What you need to do: Examine the records and identify each line that includes the string "Admin". Copy those lines.

━━━ Material shown ━━━

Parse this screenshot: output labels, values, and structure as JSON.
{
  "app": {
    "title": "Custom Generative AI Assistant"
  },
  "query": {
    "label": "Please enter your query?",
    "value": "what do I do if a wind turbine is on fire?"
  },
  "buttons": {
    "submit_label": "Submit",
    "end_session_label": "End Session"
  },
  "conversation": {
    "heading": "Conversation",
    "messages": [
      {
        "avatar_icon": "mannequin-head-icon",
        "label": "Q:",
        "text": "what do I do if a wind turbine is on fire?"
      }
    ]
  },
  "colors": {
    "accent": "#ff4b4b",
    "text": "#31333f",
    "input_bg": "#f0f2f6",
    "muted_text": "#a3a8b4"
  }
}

━━━
━━━ Material shown ━━━

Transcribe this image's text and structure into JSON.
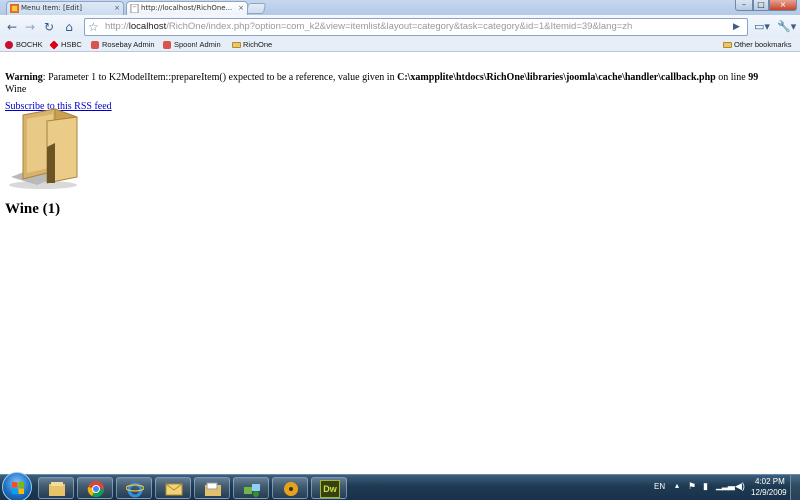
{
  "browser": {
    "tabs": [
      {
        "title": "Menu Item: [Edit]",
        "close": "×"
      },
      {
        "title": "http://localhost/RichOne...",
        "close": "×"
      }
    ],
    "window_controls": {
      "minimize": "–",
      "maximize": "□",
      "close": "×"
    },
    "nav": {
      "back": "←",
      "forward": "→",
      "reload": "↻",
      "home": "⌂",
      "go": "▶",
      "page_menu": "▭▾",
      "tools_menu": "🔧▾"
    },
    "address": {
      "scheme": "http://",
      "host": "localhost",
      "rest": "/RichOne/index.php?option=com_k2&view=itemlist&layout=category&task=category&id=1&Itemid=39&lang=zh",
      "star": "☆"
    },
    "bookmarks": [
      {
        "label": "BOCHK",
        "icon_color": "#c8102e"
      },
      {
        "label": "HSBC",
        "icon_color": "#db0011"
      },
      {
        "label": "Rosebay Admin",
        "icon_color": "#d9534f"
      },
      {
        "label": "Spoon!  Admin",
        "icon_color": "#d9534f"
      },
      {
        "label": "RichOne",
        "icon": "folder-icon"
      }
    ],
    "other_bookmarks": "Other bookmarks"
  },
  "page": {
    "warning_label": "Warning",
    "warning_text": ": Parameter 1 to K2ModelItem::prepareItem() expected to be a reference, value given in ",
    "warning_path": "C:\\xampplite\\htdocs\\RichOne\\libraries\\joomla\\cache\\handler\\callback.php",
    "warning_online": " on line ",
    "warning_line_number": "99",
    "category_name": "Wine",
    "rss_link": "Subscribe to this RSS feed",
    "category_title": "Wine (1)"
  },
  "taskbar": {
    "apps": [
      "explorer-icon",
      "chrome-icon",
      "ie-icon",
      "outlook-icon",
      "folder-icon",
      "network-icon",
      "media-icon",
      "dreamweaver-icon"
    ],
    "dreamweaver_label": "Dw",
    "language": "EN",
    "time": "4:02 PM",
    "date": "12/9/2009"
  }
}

━━━

Task result:
        "label": "Rosebay Admin",
        "label": "Spoon!  Admin",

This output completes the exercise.